--- Document text ---
* * * *

On Jan. 2, Ohio University’s Black Student Union *posted a letter on its Instagram account addressed to university President *Lori Gonzalez and Executive President and Provost *Donald J. Leo. The letter, dated Nov. 26, 2025, expressed dissatisfaction with OU’s lack of support for students of color and multicultural organizations. The student leaders requested that the Multicultural Exposition budget be reinstated, along with a 30-minute meeting to discuss the impacts of Senate Bill 1. 

Citing how the former Multicultural, Pride and Women’s Centers have become “unstaffed lounges without crisis navigation, advising or programming budgets,” mentioning the negative emotional, social and financial impacts occurring to the students who depended on these former spaces. 

In the letter, the student leaders expressed the financial challenges when planning the annual Multicultural Exposition. The BSU executive board members had “to spend hundreds of dollars out of pocket” while relying on community support from black businesses, student organizations and alumni. 

The Exposition, which usually takes over $6,000 to fund, was dependent on the money of a few college students and donations from community members to ensure “the exposition would still exist.” 

While this letter focuses on the “*Post SB1” reality for multicultural organizations, OU isn’t supporting LGBTQIA+ or women-based identity organizations either, raising a new concern of OU’s hypocrisy.

OU has taken away the visibility, space and support of the identities most frequently disrespected, showing that the slogan, “Make Respect Visible,” they promote like the Bible no longer holds weight. 

The university has discontinued its support for all of these organizations, yet the “programming budgets” for these organizations have virtually disappeared. We haven’t seen any visible changes in the student programming function to help alleviate gaps created by SB1, and OU hasn’t communicated any actions to the student body.

* * * *

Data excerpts
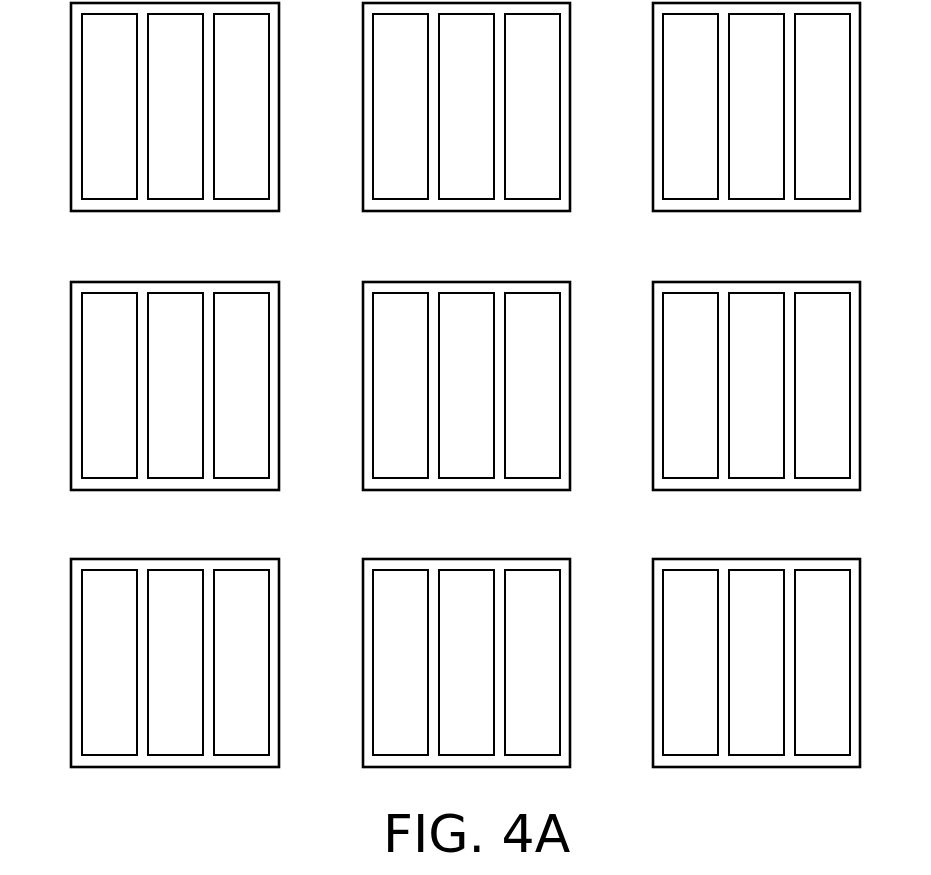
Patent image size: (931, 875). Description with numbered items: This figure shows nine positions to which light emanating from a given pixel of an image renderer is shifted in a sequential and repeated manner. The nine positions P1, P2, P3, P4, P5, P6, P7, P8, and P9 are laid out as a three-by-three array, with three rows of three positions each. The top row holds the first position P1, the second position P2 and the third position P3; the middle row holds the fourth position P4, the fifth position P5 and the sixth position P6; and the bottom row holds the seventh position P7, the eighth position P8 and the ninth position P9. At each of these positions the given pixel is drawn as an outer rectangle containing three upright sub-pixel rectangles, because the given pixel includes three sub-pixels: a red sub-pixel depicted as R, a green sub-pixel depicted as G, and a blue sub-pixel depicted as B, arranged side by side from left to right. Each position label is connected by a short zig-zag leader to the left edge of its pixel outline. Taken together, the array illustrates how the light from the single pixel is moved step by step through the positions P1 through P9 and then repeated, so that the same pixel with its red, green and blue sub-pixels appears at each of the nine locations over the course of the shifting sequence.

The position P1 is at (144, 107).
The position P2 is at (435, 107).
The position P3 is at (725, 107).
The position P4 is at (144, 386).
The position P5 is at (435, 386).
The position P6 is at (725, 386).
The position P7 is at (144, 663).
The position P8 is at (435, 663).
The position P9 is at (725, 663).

* * * *

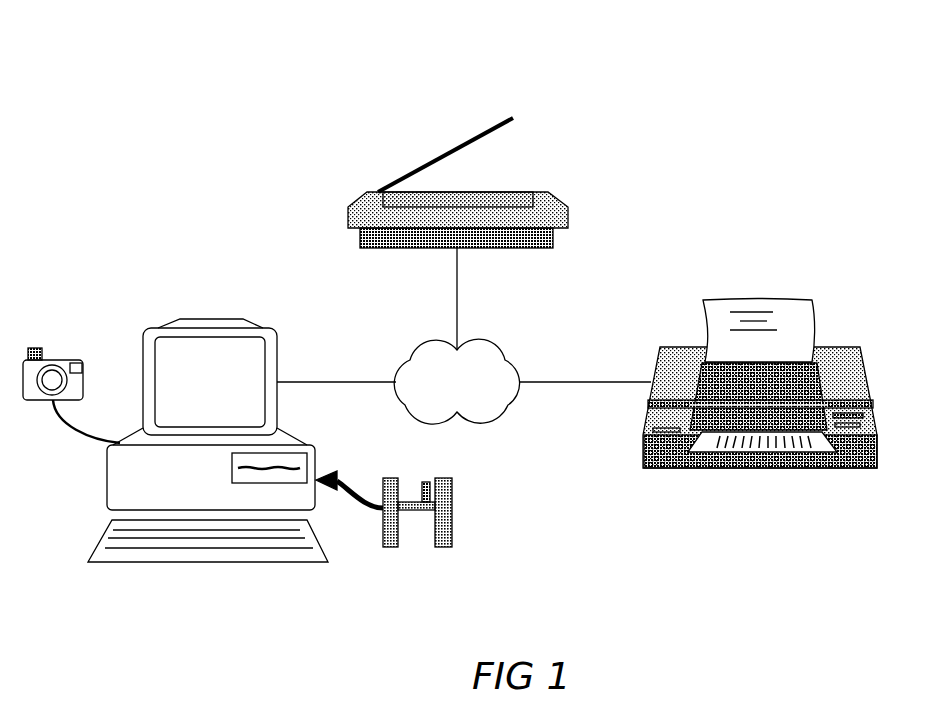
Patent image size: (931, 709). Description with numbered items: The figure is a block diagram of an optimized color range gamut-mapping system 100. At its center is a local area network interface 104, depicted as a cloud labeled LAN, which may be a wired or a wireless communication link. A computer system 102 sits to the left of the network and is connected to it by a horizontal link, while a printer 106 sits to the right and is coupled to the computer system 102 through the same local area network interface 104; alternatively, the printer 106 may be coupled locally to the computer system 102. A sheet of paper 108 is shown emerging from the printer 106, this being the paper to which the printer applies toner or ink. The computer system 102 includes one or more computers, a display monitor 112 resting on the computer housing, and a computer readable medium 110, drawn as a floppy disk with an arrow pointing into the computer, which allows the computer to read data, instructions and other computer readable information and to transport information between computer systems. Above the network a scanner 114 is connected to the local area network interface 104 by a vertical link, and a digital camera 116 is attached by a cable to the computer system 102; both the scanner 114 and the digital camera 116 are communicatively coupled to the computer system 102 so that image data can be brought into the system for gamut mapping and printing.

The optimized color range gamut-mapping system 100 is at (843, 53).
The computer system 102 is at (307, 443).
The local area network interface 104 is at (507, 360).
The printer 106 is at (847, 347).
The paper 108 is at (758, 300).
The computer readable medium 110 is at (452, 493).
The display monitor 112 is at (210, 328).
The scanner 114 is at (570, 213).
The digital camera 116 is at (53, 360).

* * * *

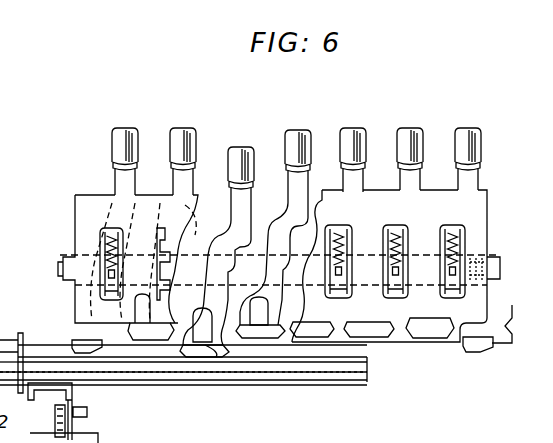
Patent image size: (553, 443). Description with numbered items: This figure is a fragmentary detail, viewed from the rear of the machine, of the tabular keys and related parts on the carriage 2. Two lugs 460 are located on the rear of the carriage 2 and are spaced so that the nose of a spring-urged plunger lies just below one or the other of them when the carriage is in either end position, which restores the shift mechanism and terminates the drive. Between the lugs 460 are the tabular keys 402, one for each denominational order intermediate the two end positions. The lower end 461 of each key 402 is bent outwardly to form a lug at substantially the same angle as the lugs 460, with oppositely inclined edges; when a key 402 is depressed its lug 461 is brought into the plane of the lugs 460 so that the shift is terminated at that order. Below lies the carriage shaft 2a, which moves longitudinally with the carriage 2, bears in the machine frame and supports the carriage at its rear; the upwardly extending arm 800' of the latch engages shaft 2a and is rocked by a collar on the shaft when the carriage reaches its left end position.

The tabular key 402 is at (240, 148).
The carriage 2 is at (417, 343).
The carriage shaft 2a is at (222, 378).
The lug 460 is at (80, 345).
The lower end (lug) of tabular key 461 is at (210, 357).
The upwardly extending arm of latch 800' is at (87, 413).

* * * *

--- Set of tasks ---
A. In the article on the Black Student Union letter, what date does the letter carry?
B. In the article on the Black Student Union letter, name every source of community support that the BSU executive board relied on to plan the Multicultural Exposition.
C. Return the portion of the article on the Black Student Union letter that opens with the words containing "Citing how the" and closes with "these former spaces.".

--- The responses ---
A. Nov. 26, 2025

B. Black businesses, student organizations and alumni

C.
Citing how the former Multicultural, Pride and Women’s Centers have become “unstaffed lounges without crisis navigation, advising or programming budgets,” mentioning the negative emotional, social and financial impacts occurring to the students who depended on these former spaces.